--- start INFORMATION PROVIDED ---
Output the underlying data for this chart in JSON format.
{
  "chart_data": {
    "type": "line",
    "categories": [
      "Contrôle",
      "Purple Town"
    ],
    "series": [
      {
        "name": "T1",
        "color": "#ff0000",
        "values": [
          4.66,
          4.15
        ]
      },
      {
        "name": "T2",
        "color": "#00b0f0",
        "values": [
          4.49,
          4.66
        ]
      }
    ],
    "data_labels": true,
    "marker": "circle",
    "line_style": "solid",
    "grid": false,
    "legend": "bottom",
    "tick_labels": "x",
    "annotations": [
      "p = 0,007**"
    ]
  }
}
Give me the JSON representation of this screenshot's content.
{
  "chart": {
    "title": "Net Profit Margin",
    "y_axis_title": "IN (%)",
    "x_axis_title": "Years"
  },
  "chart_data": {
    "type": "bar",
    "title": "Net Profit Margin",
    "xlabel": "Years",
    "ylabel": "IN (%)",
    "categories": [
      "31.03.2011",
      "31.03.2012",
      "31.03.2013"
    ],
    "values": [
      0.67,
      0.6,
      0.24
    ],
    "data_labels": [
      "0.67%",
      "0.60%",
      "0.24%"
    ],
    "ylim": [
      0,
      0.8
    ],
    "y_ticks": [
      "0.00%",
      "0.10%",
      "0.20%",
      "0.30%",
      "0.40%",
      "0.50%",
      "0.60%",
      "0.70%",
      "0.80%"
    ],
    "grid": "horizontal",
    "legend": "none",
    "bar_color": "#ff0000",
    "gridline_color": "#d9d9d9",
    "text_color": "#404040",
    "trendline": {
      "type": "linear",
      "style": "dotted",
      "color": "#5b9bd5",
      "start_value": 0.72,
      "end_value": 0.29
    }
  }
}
--- end INFORMATION PROVIDED ---
(PROBLEM DETAILS):
Copy out every line of the data above, exactly as given.

(ANSWER IN FULL):
Output the underlying data for this chart in JSON format.
{
  "chart_data": {
    "type": "line",
    "categories": [
      "Contrôle",
      "Purple Town"
    ],
    "series": [
      {
        "name": "T1",
        "color": "#ff0000",
        "values": [
          4.66,
          4.15
        ]
      },
      {
        "name": "T2",
        "color": "#00b0f0",
        "values": [
          4.49,
          4.66
        ]
      }
    ],
    "data_labels": true,
    "marker": "circle",
    "line_style": "solid",
    "grid": false,
    "legend": "bottom",
    "tick_labels": "x",
    "annotations": [
      "p = 0,007**"
    ]
  }
}
Give me the JSON representation of this screenshot's content.
{
  "chart": {
    "title": "Net Profit Margin",
    "y_axis_title": "IN (%)",
    "x_axis_title": "Years"
  },
  "chart_data": {
    "type": "bar",
    "title": "Net Profit Margin",
    "xlabel": "Years",
    "ylabel": "IN (%)",
    "categories": [
      "31.03.2011",
      "31.03.2012",
      "31.03.2013"
    ],
    "values": [
      0.67,
      0.6,
      0.24
    ],
    "data_labels": [
      "0.67%",
      "0.60%",
      "0.24%"
    ],
    "ylim": [
      0,
      0.8
    ],
    "y_ticks": [
      "0.00%",
      "0.10%",
      "0.20%",
      "0.30%",
      "0.40%",
      "0.50%",
      "0.60%",
      "0.70%",
      "0.80%"
    ],
    "grid": "horizontal",
    "legend": "none",
    "bar_color": "#ff0000",
    "gridline_color": "#d9d9d9",
    "text_color": "#404040",
    "trendline": {
      "type": "linear",
      "style": "dotted",
      "color": "#5b9bd5",
      "start_value": 0.72,
      "end_value": 0.29
    }
  }
}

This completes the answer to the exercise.